OBJECTIVE: Across the entries, how many lines have the string "this" in them? Reply with only a number.

DATASET:
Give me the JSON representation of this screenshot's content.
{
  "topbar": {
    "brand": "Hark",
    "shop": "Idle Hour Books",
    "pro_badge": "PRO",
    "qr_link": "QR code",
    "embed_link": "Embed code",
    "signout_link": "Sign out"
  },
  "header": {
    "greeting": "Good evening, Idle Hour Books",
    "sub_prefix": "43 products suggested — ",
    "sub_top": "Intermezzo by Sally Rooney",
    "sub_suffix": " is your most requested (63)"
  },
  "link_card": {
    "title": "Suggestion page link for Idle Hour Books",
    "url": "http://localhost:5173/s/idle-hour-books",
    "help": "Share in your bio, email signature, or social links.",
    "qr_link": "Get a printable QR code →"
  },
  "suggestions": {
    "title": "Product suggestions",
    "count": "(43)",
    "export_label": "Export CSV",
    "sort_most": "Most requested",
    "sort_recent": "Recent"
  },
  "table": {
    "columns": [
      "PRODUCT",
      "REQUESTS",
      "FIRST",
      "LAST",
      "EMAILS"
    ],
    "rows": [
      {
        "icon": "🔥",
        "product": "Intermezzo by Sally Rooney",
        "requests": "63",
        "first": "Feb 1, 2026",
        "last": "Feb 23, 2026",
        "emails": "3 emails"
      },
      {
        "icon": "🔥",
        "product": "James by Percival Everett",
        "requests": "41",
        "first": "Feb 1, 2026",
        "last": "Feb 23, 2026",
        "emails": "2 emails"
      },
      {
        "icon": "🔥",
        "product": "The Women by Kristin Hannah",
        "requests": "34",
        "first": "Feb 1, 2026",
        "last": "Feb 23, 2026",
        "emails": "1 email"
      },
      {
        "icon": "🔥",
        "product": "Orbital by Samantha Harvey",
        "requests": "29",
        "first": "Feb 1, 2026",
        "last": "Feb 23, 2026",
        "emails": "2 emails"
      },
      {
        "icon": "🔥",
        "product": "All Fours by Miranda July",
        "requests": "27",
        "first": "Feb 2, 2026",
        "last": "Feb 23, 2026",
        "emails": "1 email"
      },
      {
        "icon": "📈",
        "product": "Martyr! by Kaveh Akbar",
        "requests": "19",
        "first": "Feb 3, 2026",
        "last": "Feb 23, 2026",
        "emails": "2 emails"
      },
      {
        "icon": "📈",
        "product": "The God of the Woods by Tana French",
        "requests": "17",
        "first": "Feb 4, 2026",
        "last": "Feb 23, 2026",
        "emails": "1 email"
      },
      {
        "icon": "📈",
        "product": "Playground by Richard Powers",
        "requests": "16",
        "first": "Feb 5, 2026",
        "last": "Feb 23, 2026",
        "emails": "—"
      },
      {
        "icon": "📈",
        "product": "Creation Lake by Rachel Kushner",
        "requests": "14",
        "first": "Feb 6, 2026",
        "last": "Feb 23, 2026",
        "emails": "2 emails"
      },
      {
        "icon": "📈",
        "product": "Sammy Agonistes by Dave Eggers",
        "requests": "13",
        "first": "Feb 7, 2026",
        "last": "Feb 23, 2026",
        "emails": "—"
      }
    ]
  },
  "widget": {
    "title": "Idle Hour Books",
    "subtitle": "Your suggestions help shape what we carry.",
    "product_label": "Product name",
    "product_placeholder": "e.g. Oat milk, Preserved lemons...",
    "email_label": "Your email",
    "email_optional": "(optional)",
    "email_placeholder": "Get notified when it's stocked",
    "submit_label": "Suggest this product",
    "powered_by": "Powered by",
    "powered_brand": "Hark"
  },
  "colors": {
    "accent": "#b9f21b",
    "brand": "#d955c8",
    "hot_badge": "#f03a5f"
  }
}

==

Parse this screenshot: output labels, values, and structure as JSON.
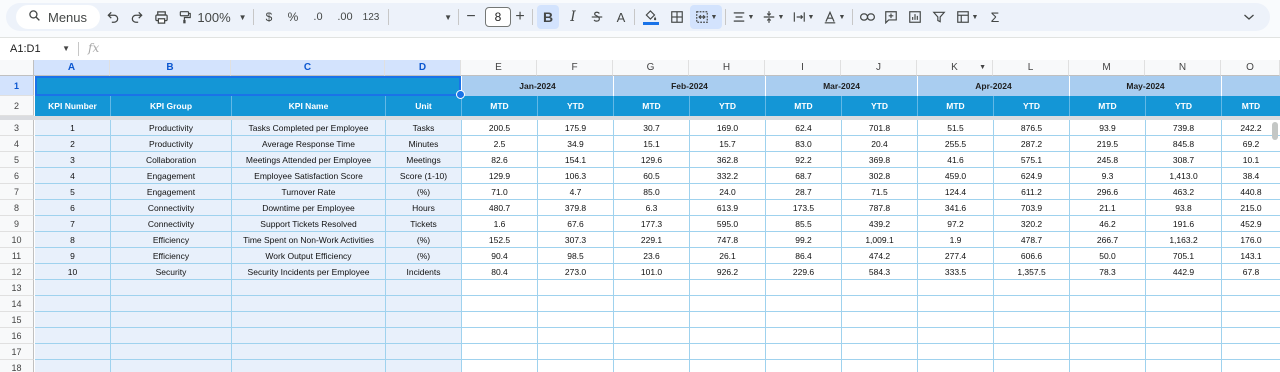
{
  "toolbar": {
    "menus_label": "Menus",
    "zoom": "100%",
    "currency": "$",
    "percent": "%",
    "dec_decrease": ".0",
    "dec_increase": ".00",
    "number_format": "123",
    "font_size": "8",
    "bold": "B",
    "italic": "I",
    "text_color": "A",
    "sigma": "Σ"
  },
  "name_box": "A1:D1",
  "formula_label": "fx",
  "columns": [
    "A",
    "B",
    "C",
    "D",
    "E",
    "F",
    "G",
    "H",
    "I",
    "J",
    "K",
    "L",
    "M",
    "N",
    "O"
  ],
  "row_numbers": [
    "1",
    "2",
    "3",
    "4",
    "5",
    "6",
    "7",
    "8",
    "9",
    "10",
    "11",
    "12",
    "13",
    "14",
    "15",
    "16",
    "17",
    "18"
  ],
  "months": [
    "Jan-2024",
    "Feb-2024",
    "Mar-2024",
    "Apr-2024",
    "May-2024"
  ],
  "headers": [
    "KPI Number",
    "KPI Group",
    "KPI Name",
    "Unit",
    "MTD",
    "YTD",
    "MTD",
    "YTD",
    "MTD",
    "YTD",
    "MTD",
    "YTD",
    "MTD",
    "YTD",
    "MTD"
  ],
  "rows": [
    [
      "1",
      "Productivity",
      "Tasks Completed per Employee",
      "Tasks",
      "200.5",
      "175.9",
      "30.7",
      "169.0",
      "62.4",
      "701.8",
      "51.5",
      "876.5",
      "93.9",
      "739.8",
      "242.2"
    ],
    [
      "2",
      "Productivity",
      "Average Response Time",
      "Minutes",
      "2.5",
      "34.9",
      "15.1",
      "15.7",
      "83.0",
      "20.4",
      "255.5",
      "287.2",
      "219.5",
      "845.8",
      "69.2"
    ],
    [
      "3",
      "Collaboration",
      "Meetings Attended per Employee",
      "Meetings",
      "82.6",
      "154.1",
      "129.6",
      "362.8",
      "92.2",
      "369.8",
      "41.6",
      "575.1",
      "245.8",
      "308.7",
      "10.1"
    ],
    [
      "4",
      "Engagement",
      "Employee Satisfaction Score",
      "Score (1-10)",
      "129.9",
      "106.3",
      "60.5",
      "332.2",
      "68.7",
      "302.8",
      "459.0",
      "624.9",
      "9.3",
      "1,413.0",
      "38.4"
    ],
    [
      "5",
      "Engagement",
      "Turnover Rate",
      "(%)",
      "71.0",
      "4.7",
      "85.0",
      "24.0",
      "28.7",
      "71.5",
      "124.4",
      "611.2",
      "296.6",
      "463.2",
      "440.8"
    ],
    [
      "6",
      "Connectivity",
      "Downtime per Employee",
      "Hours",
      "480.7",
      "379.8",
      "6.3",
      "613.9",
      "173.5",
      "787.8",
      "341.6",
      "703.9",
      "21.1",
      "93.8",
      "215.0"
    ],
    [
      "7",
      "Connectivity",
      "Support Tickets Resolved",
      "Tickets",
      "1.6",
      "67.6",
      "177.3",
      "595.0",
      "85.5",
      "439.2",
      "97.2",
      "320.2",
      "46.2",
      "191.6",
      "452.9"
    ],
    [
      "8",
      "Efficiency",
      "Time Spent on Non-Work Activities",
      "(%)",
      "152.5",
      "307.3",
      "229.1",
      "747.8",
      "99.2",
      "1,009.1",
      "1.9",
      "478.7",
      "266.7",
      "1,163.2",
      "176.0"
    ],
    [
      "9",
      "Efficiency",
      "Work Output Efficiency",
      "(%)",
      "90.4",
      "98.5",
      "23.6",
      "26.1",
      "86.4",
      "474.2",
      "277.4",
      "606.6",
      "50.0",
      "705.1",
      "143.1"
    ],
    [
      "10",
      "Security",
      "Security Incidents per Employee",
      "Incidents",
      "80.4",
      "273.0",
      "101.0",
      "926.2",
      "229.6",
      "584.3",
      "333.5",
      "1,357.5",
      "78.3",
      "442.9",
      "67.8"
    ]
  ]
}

TASK ANSWER: 3